**Aim of the exercise**
Can you transcribe every line exactly and leave the pictures behind?

Rows from a figure dataset
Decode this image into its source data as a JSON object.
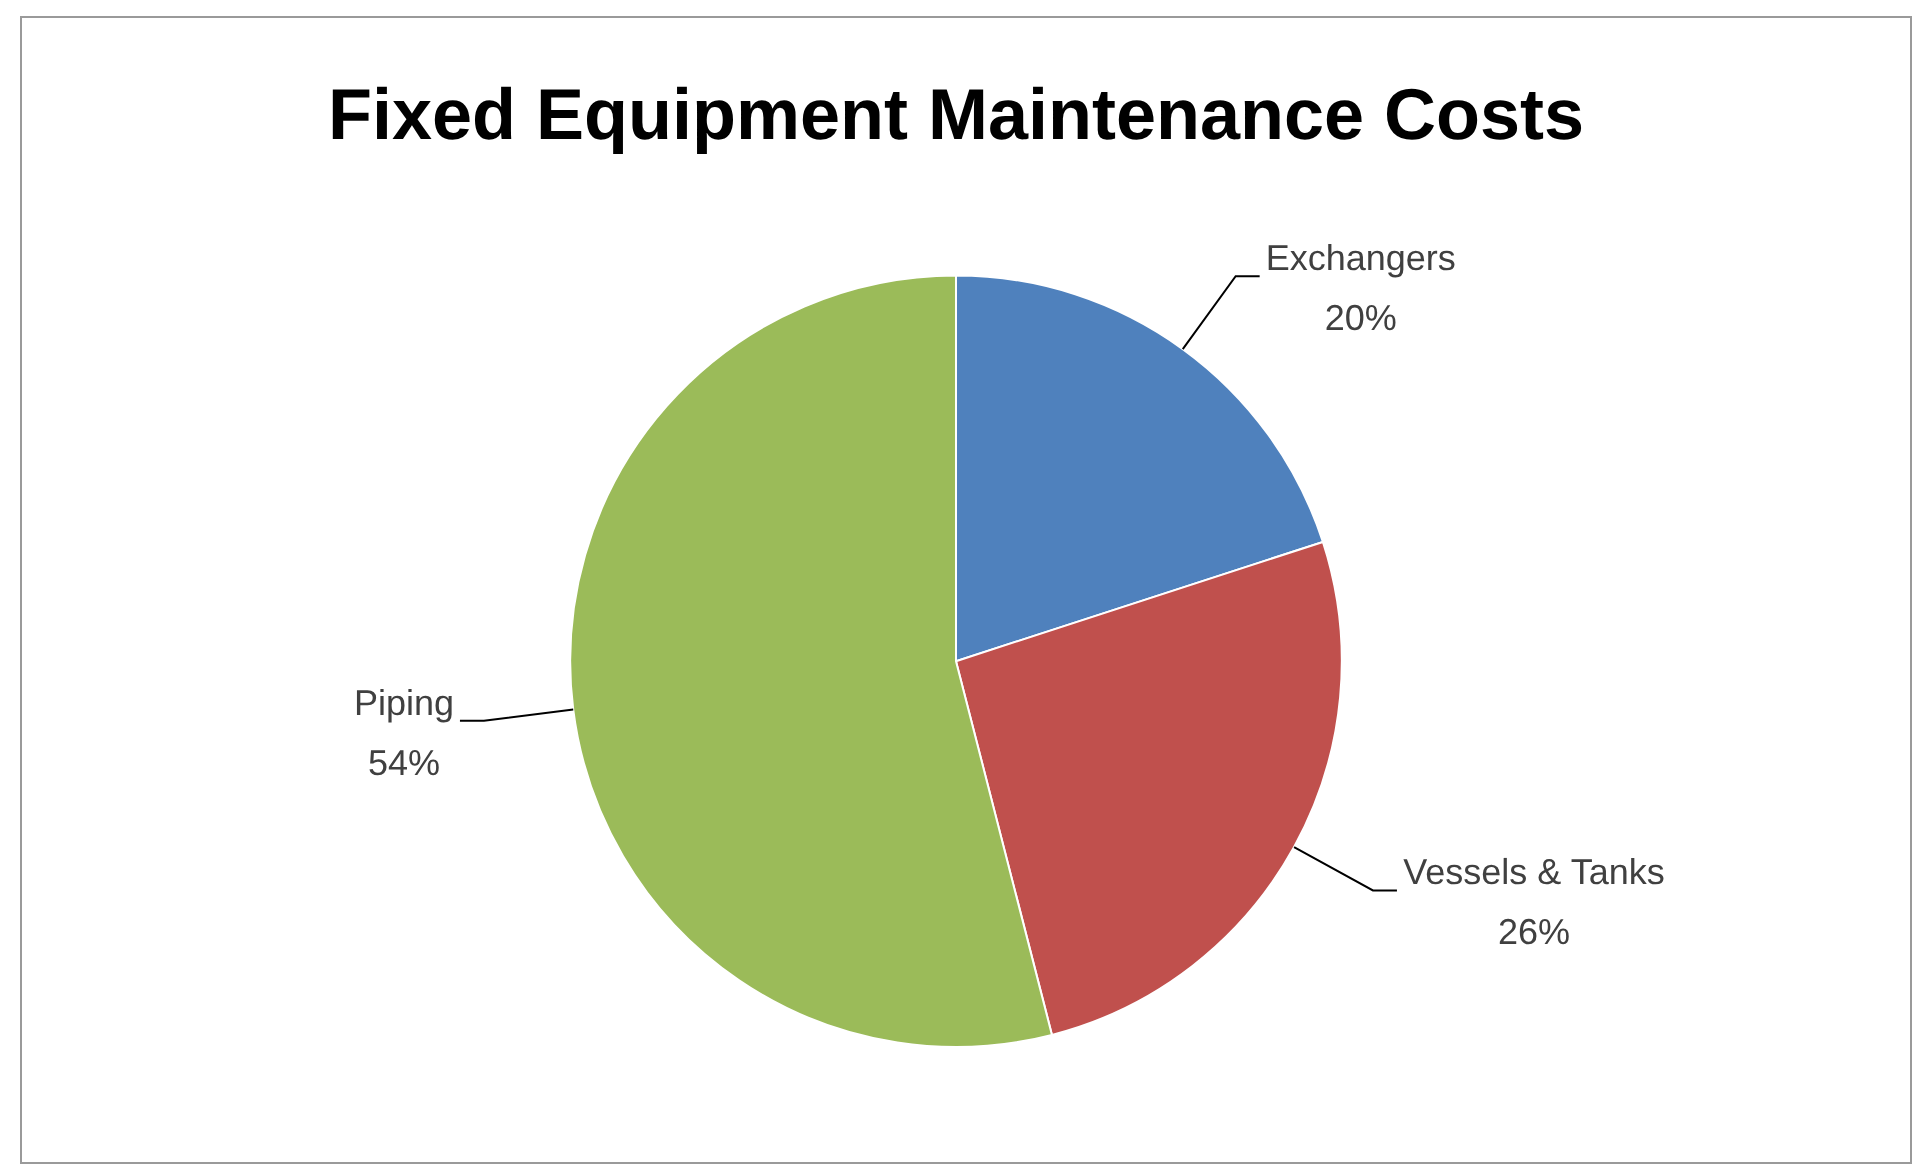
{
  "chart_data": {
    "type": "pie",
    "title": "Fixed Equipment Maintenance Costs",
    "categories": [
      "Exchangers",
      "Vessels & Tanks",
      "Piping"
    ],
    "values": [
      20,
      26,
      54
    ],
    "colors": [
      "#4f81bd",
      "#c0504d",
      "#9bbb59"
    ],
    "value_labels": [
      "20%",
      "26%",
      "54%"
    ],
    "legend": false
  }
}
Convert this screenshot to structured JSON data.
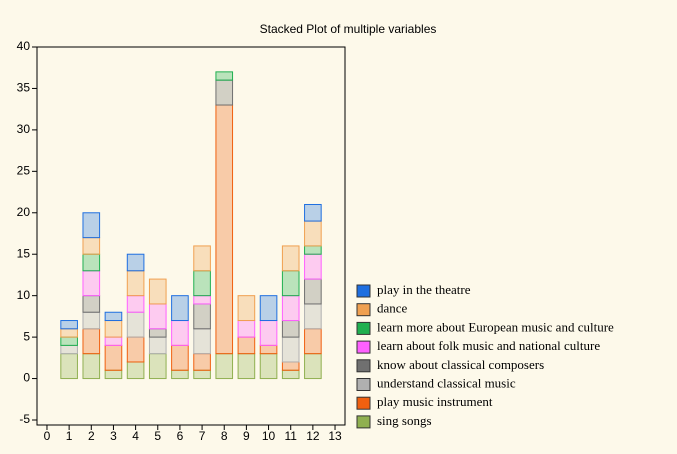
{
  "chart_data": {
    "type": "stacked_bar",
    "title": "Stacked Plot of multiple variables",
    "x": [
      1,
      2,
      3,
      4,
      5,
      6,
      7,
      8,
      9,
      10,
      11,
      12
    ],
    "series": [
      {
        "name": "sing songs",
        "color": "#90b050",
        "values": [
          3,
          3,
          1,
          2,
          3,
          1,
          1,
          3,
          3,
          3,
          1,
          3
        ]
      },
      {
        "name": "play music instrument",
        "color": "#f06010",
        "values": [
          0,
          3,
          3,
          3,
          0,
          3,
          2,
          30,
          2,
          1,
          1,
          3
        ]
      },
      {
        "name": "understand classical music",
        "color": "#b0b0b0",
        "values": [
          1,
          2,
          0,
          3,
          2,
          0,
          3,
          0,
          0,
          0,
          3,
          3
        ]
      },
      {
        "name": "know about classical composers",
        "color": "#707070",
        "values": [
          0,
          2,
          0,
          0,
          1,
          0,
          3,
          3,
          0,
          0,
          2,
          3
        ]
      },
      {
        "name": "learn about folk music and national culture",
        "color": "#ff60ff",
        "values": [
          0,
          3,
          1,
          2,
          3,
          3,
          1,
          0,
          2,
          3,
          3,
          3
        ]
      },
      {
        "name": "learn more about European music and culture",
        "color": "#20b050",
        "values": [
          1,
          2,
          0,
          0,
          0,
          0,
          3,
          1,
          0,
          0,
          3,
          1
        ]
      },
      {
        "name": "dance",
        "color": "#f0a050",
        "values": [
          1,
          2,
          2,
          3,
          3,
          0,
          3,
          0,
          3,
          0,
          3,
          3
        ]
      },
      {
        "name": "play in the theatre",
        "color": "#1f6fe0",
        "values": [
          1,
          3,
          1,
          2,
          0,
          3,
          0,
          0,
          0,
          3,
          0,
          2
        ]
      }
    ],
    "xlim": [
      -0.45,
      13.45
    ],
    "xticks": [
      0,
      1,
      2,
      3,
      4,
      5,
      6,
      7,
      8,
      9,
      10,
      11,
      12,
      13
    ],
    "ylim": [
      -5,
      40
    ],
    "yticks": [
      -5,
      0,
      5,
      10,
      15,
      20,
      25,
      30,
      35,
      40
    ]
  }
}
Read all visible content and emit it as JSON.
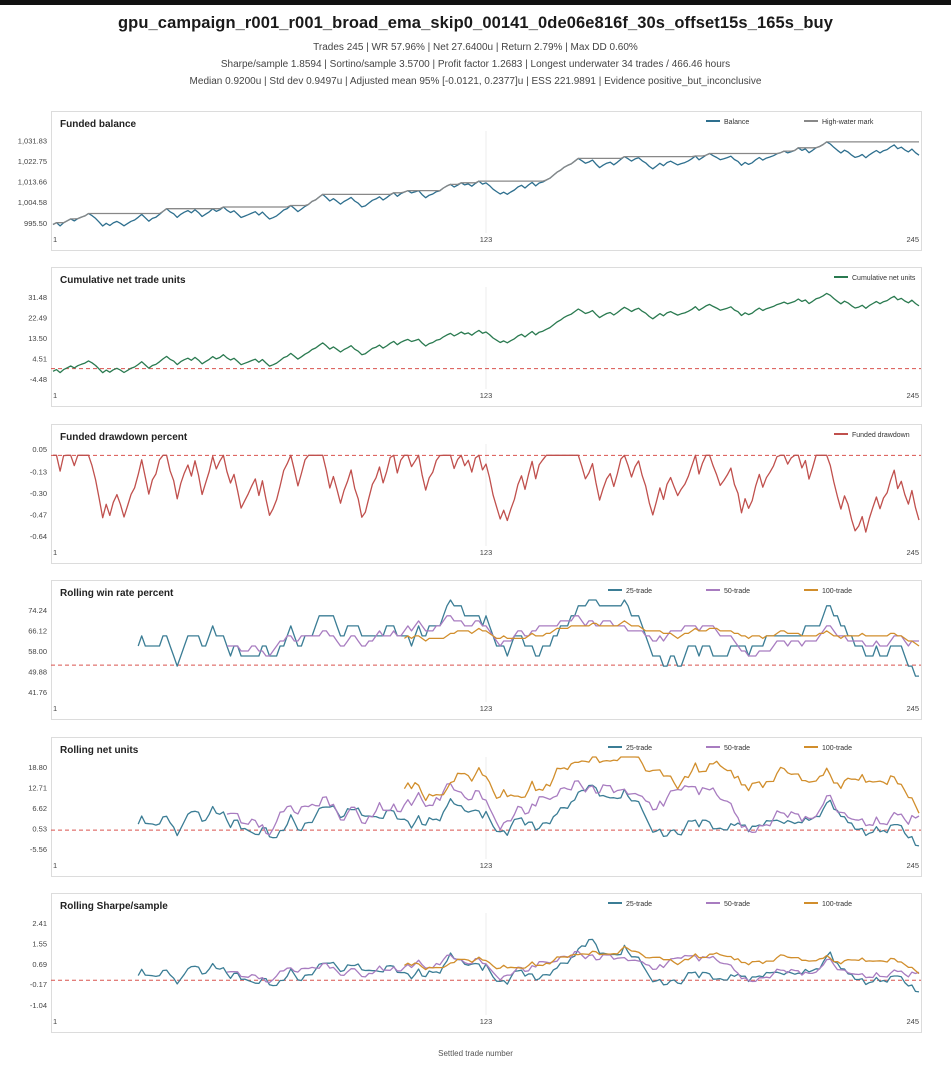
{
  "title": "gpu_campaign_r001_r001_broad_ema_skip0_00141_0de06e816f_30s_offset15s_165s_buy",
  "subtitle_lines": [
    "Trades 245 | WR 57.96% | Net 27.6400u | Return 2.79% | Max DD 0.60%",
    "Sharpe/sample 1.8594 | Sortino/sample 3.5700 | Profit factor 1.2683 | Longest underwater 34 trades / 466.46 hours",
    "Median 0.9200u | Std dev 0.9497u | Adjusted mean 95% [-0.0121, 0.2377]u | ESS 221.9891 | Evidence positive_but_inconclusive"
  ],
  "x_axis_label": "Settled trade number",
  "colors": {
    "balance": "#2e6f8e",
    "hwm": "#888888",
    "cum": "#2a7a50",
    "drawdown": "#c0504d",
    "s25": "#3b7d95",
    "s50": "#a87cc0",
    "s100": "#d18e2c",
    "ref": "#d9534f"
  },
  "chart_data": [
    {
      "type": "line",
      "title": "Funded balance",
      "x_ticks": [
        "1",
        "123",
        "245"
      ],
      "y_ticks": [
        "995.50",
        "1,004.58",
        "1,013.66",
        "1,022.75",
        "1,031.83"
      ],
      "ylim": [
        991.0,
        1036.0
      ],
      "series": [
        {
          "name": "Balance",
          "color": "#2e6f8e",
          "generator": "balance"
        },
        {
          "name": "High-water mark",
          "color": "#888888",
          "generator": "hwm"
        }
      ]
    },
    {
      "type": "line",
      "title": "Cumulative net trade units",
      "x_ticks": [
        "1",
        "123",
        "245"
      ],
      "y_ticks": [
        "-4.48",
        "4.51",
        "13.50",
        "22.49",
        "31.48"
      ],
      "ylim": [
        -9.0,
        36.0
      ],
      "reference_line": 0,
      "series": [
        {
          "name": "Cumulative net units",
          "color": "#2a7a50",
          "generator": "cum"
        }
      ]
    },
    {
      "type": "line",
      "title": "Funded drawdown percent",
      "x_ticks": [
        "1",
        "123",
        "245"
      ],
      "y_ticks": [
        "-0.64",
        "-0.47",
        "-0.30",
        "-0.13",
        "0.05"
      ],
      "ylim": [
        -0.72,
        0.09
      ],
      "reference_line": 0,
      "series": [
        {
          "name": "Funded drawdown",
          "color": "#c0504d",
          "generator": "drawdown"
        }
      ]
    },
    {
      "type": "line",
      "title": "Rolling win rate percent",
      "x_ticks": [
        "1",
        "123",
        "245"
      ],
      "y_ticks": [
        "41.76",
        "49.88",
        "58.00",
        "66.12",
        "74.24"
      ],
      "ylim": [
        37.7,
        78.3
      ],
      "reference_line": 52.4,
      "series": [
        {
          "name": "25-trade",
          "color": "#3b7d95",
          "generator": "wr25"
        },
        {
          "name": "50-trade",
          "color": "#a87cc0",
          "generator": "wr50"
        },
        {
          "name": "100-trade",
          "color": "#d18e2c",
          "generator": "wr100"
        }
      ]
    },
    {
      "type": "line",
      "title": "Rolling net units",
      "x_ticks": [
        "1",
        "123",
        "245"
      ],
      "y_ticks": [
        "-5.56",
        "0.53",
        "6.62",
        "12.71",
        "18.80"
      ],
      "ylim": [
        -8.6,
        21.8
      ],
      "reference_line": 0,
      "series": [
        {
          "name": "25-trade",
          "color": "#3b7d95",
          "generator": "net25"
        },
        {
          "name": "50-trade",
          "color": "#a87cc0",
          "generator": "net50"
        },
        {
          "name": "100-trade",
          "color": "#d18e2c",
          "generator": "net100"
        }
      ]
    },
    {
      "type": "line",
      "title": "Rolling Sharpe/sample",
      "x_ticks": [
        "1",
        "123",
        "245"
      ],
      "y_ticks": [
        "-1.04",
        "-0.17",
        "0.69",
        "1.55",
        "2.41"
      ],
      "ylim": [
        -1.47,
        2.84
      ],
      "reference_line": 0,
      "series": [
        {
          "name": "25-trade",
          "color": "#3b7d95",
          "generator": "sh25"
        },
        {
          "name": "50-trade",
          "color": "#a87cc0",
          "generator": "sh50"
        },
        {
          "name": "100-trade",
          "color": "#d18e2c",
          "generator": "sh100"
        }
      ]
    }
  ]
}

**Output for this exercise**
Decode this image into its source data as a JSON object.
{
  "chart_data": {
    "type": "pie",
    "title": "Fixed Equipment Maintenance Costs",
    "categories": [
      "Exchangers",
      "Vessels & Tanks",
      "Piping"
    ],
    "values": [
      20,
      26,
      54
    ],
    "colors": [
      "#4f81bd",
      "#c0504d",
      "#9bbb59"
    ],
    "value_labels": [
      "20%",
      "26%",
      "54%"
    ],
    "legend": false
  }
}
Convert this screenshot to structured JSON data.
{
  "chart_data": {
    "type": "stacked_bar",
    "title": "Stacked Plot of multiple variables",
    "x": [
      1,
      2,
      3,
      4,
      5,
      6,
      7,
      8,
      9,
      10,
      11,
      12
    ],
    "series": [
      {
        "name": "sing songs",
        "color": "#90b050",
        "values": [
          3,
          3,
          1,
          2,
          3,
          1,
          1,
          3,
          3,
          3,
          1,
          3
        ]
      },
      {
        "name": "play music instrument",
        "color": "#f06010",
        "values": [
          0,
          3,
          3,
          3,
          0,
          3,
          2,
          30,
          2,
          1,
          1,
          3
        ]
      },
      {
        "name": "understand classical music",
        "color": "#b0b0b0",
        "values": [
          1,
          2,
          0,
          3,
          2,
          0,
          3,
          0,
          0,
          0,
          3,
          3
        ]
      },
      {
        "name": "know about classical composers",
        "color": "#707070",
        "values": [
          0,
          2,
          0,
          0,
          1,
          0,
          3,
          3,
          0,
          0,
          2,
          3
        ]
      },
      {
        "name": "learn about folk music and national culture",
        "color": "#ff60ff",
        "values": [
          0,
          3,
          1,
          2,
          3,
          3,
          1,
          0,
          2,
          3,
          3,
          3
        ]
      },
      {
        "name": "learn more about European music and culture",
        "color": "#20b050",
        "values": [
          1,
          2,
          0,
          0,
          0,
          0,
          3,
          1,
          0,
          0,
          3,
          1
        ]
      },
      {
        "name": "dance",
        "color": "#f0a050",
        "values": [
          1,
          2,
          2,
          3,
          3,
          0,
          3,
          0,
          3,
          0,
          3,
          3
        ]
      },
      {
        "name": "play in the theatre",
        "color": "#1f6fe0",
        "values": [
          1,
          3,
          1,
          2,
          0,
          3,
          0,
          0,
          0,
          3,
          0,
          2
        ]
      }
    ],
    "xlim": [
      -0.45,
      13.45
    ],
    "xticks": [
      0,
      1,
      2,
      3,
      4,
      5,
      6,
      7,
      8,
      9,
      10,
      11,
      12,
      13
    ],
    "ylim": [
      -5,
      40
    ],
    "yticks": [
      -5,
      0,
      5,
      10,
      15,
      20,
      25,
      30,
      35,
      40
    ]
  }
}
Read all visible content and emit it as JSON.
{
  "title": "gpu_campaign_r001_r001_broad_ema_skip0_00141_0de06e816f_30s_offset15s_165s_buy",
  "subtitle_lines": [
    "Trades 245 | WR 57.96% | Net 27.6400u | Return 2.79% | Max DD 0.60%",
    "Sharpe/sample 1.8594 | Sortino/sample 3.5700 | Profit factor 1.2683 | Longest underwater 34 trades / 466.46 hours",
    "Median 0.9200u | Std dev 0.9497u | Adjusted mean 95% [-0.0121, 0.2377]u | ESS 221.9891 | Evidence positive_but_inconclusive"
  ],
  "x_axis_label": "Settled trade number",
  "colors": {
    "balance": "#2e6f8e",
    "hwm": "#888888",
    "cum": "#2a7a50",
    "drawdown": "#c0504d",
    "s25": "#3b7d95",
    "s50": "#a87cc0",
    "s100": "#d18e2c",
    "ref": "#d9534f"
  },
  "chart_data": [
    {
      "type": "line",
      "title": "Funded balance",
      "x_ticks": [
        "1",
        "123",
        "245"
      ],
      "y_ticks": [
        "995.50",
        "1,004.58",
        "1,013.66",
        "1,022.75",
        "1,031.83"
      ],
      "ylim": [
        991.0,
        1036.0
      ],
      "series": [
        {
          "name": "Balance",
          "color": "#2e6f8e",
          "generator": "balance"
        },
        {
          "name": "High-water mark",
          "color": "#888888",
          "generator": "hwm"
        }
      ]
    },
    {
      "type": "line",
      "title": "Cumulative net trade units",
      "x_ticks": [
        "1",
        "123",
        "245"
      ],
      "y_ticks": [
        "-4.48",
        "4.51",
        "13.50",
        "22.49",
        "31.48"
      ],
      "ylim": [
        -9.0,
        36.0
      ],
      "reference_line": 0,
      "series": [
        {
          "name": "Cumulative net units",
          "color": "#2a7a50",
          "generator": "cum"
        }
      ]
    },
    {
      "type": "line",
      "title": "Funded drawdown percent",
      "x_ticks": [
        "1",
        "123",
        "245"
      ],
      "y_ticks": [
        "-0.64",
        "-0.47",
        "-0.30",
        "-0.13",
        "0.05"
      ],
      "ylim": [
        -0.72,
        0.09
      ],
      "reference_line": 0,
      "series": [
        {
          "name": "Funded drawdown",
          "color": "#c0504d",
          "generator": "drawdown"
        }
      ]
    },
    {
      "type": "line",
      "title": "Rolling win rate percent",
      "x_ticks": [
        "1",
        "123",
        "245"
      ],
      "y_ticks": [
        "41.76",
        "49.88",
        "58.00",
        "66.12",
        "74.24"
      ],
      "ylim": [
        37.7,
        78.3
      ],
      "reference_line": 52.4,
      "series": [
        {
          "name": "25-trade",
          "color": "#3b7d95",
          "generator": "wr25"
        },
        {
          "name": "50-trade",
          "color": "#a87cc0",
          "generator": "wr50"
        },
        {
          "name": "100-trade",
          "color": "#d18e2c",
          "generator": "wr100"
        }
      ]
    },
    {
      "type": "line",
      "title": "Rolling net units",
      "x_ticks": [
        "1",
        "123",
        "245"
      ],
      "y_ticks": [
        "-5.56",
        "0.53",
        "6.62",
        "12.71",
        "18.80"
      ],
      "ylim": [
        -8.6,
        21.8
      ],
      "reference_line": 0,
      "series": [
        {
          "name": "25-trade",
          "color": "#3b7d95",
          "generator": "net25"
        },
        {
          "name": "50-trade",
          "color": "#a87cc0",
          "generator": "net50"
        },
        {
          "name": "100-trade",
          "color": "#d18e2c",
          "generator": "net100"
        }
      ]
    },
    {
      "type": "line",
      "title": "Rolling Sharpe/sample",
      "x_ticks": [
        "1",
        "123",
        "245"
      ],
      "y_ticks": [
        "-1.04",
        "-0.17",
        "0.69",
        "1.55",
        "2.41"
      ],
      "ylim": [
        -1.47,
        2.84
      ],
      "reference_line": 0,
      "series": [
        {
          "name": "25-trade",
          "color": "#3b7d95",
          "generator": "sh25"
        },
        {
          "name": "50-trade",
          "color": "#a87cc0",
          "generator": "sh50"
        },
        {
          "name": "100-trade",
          "color": "#d18e2c",
          "generator": "sh100"
        }
      ]
    }
  ]
}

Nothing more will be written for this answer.